■ Instructions to follow ■
Copy each line that holds "this".

■ Items ■
>>
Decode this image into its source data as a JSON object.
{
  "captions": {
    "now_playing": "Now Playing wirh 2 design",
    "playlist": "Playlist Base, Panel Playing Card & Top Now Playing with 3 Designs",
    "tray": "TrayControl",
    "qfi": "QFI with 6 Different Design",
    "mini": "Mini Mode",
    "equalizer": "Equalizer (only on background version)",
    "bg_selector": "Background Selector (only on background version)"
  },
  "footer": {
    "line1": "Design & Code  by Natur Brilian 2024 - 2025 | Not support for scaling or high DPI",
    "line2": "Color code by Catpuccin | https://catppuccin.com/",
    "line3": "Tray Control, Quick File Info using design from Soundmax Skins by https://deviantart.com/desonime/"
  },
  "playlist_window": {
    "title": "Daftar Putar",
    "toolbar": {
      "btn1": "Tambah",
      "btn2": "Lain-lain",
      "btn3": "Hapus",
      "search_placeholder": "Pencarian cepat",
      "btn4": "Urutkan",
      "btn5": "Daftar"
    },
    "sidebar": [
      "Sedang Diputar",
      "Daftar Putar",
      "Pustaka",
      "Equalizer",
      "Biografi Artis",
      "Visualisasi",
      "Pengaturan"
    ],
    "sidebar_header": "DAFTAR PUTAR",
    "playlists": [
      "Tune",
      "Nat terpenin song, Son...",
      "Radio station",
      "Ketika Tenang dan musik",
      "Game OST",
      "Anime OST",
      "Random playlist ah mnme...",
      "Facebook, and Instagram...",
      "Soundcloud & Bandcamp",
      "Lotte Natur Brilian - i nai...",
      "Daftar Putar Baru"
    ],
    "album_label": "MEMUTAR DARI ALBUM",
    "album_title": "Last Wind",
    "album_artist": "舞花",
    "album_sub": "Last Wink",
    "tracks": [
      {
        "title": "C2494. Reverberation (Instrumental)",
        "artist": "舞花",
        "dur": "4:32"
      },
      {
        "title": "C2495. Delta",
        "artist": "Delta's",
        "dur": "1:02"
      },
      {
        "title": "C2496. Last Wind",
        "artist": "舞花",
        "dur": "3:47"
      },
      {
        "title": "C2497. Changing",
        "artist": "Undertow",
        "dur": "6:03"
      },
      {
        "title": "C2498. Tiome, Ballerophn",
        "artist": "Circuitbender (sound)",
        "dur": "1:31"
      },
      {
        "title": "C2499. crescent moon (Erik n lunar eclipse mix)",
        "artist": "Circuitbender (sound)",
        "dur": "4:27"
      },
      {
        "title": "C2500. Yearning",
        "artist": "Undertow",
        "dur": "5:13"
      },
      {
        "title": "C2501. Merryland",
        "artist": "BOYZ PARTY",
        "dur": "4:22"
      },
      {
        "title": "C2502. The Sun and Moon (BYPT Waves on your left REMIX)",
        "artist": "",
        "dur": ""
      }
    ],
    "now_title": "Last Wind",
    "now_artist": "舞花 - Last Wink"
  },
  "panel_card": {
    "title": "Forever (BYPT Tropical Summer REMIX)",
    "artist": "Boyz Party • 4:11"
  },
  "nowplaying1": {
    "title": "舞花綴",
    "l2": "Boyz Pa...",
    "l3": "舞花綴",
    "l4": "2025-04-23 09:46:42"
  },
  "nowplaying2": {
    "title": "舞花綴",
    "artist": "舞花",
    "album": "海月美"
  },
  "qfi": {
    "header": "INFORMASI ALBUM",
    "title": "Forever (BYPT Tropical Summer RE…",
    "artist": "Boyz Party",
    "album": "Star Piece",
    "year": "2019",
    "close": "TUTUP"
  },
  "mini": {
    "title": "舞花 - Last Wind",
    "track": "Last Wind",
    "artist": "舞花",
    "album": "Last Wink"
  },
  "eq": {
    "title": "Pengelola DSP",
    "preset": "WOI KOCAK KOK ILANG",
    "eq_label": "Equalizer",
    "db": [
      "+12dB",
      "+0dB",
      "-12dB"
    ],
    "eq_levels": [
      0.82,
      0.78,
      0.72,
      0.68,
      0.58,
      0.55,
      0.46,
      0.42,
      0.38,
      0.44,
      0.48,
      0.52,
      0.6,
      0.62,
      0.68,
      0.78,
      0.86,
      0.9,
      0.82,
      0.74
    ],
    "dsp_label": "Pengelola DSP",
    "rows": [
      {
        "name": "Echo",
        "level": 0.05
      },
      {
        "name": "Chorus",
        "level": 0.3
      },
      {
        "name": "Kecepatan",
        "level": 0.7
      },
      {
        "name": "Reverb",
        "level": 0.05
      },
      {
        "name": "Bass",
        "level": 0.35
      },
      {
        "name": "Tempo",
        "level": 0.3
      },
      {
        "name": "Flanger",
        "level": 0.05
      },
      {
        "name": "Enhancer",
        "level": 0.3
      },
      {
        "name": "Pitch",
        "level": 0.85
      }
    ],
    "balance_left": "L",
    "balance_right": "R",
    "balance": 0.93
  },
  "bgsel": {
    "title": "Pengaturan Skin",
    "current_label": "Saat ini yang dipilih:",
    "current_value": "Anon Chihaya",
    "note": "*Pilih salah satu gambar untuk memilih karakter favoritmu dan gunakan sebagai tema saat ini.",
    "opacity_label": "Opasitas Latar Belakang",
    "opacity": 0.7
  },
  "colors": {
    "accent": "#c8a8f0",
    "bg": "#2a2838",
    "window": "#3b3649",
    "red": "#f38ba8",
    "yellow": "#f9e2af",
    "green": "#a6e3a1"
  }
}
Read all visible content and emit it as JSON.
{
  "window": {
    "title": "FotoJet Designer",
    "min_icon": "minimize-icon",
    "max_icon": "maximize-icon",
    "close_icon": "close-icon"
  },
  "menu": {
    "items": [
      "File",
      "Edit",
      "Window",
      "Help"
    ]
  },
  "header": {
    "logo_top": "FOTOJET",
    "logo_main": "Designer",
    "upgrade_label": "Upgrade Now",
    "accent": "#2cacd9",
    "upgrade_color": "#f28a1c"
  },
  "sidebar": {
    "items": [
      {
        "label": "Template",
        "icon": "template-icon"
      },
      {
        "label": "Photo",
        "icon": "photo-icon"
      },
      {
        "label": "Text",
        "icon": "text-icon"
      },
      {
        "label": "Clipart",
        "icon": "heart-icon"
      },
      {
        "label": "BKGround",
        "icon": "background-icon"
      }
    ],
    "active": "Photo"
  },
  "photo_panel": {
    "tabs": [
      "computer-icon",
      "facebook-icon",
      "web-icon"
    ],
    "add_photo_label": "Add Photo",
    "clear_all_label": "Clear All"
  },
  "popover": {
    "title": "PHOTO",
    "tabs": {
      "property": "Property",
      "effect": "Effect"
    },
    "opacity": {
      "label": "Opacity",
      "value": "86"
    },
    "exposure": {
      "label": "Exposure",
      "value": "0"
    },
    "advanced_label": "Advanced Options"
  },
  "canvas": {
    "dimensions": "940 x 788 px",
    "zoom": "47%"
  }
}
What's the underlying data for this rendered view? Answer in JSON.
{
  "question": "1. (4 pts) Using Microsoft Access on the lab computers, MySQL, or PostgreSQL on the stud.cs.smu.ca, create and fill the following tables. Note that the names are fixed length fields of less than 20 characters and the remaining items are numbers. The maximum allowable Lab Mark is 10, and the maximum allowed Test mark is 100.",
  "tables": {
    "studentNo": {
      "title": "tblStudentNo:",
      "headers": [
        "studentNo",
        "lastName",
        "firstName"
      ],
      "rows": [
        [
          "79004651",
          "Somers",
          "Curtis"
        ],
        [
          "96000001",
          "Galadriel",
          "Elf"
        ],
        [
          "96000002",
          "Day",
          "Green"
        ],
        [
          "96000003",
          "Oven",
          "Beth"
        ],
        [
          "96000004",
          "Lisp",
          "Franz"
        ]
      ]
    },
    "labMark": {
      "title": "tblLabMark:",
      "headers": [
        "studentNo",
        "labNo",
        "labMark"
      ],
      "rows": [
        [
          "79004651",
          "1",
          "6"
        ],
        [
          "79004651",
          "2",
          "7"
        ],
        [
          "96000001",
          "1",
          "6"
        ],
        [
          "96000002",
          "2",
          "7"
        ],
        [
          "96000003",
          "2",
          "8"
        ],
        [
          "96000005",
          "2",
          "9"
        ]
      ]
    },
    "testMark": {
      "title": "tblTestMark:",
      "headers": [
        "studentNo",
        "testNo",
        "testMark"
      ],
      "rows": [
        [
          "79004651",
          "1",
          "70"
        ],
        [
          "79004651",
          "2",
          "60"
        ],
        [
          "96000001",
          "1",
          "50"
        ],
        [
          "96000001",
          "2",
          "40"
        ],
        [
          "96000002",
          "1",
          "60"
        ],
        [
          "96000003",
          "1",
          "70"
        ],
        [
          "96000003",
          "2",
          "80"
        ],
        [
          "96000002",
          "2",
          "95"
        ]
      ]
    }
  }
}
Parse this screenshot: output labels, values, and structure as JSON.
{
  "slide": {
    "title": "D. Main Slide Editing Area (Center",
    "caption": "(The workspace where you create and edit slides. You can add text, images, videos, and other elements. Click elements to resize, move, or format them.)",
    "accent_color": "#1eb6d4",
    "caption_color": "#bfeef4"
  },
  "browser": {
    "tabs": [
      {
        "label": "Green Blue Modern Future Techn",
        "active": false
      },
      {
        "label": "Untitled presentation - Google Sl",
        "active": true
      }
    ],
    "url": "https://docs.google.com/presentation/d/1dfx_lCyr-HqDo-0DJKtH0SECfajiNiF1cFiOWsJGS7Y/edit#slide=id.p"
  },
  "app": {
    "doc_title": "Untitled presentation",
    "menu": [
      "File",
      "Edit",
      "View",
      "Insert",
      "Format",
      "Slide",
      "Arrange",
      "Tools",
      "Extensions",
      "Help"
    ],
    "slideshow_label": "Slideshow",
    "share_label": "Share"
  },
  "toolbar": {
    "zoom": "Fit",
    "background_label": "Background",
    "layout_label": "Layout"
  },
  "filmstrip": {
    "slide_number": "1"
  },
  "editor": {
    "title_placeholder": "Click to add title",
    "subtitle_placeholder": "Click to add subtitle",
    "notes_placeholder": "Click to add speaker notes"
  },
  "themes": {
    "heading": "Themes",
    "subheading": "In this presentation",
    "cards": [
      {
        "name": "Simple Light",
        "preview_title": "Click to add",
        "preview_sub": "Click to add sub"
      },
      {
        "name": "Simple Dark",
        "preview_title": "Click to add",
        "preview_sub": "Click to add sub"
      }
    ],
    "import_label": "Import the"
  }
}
<<
■ Output of the task ■
Decode this image into its source data as a JSON object.
What's the underlying data for this rendered view? Answer in JSON.
Parse this screenshot: output labels, values, and structure as JSON.
    "subheading": "In this presentation",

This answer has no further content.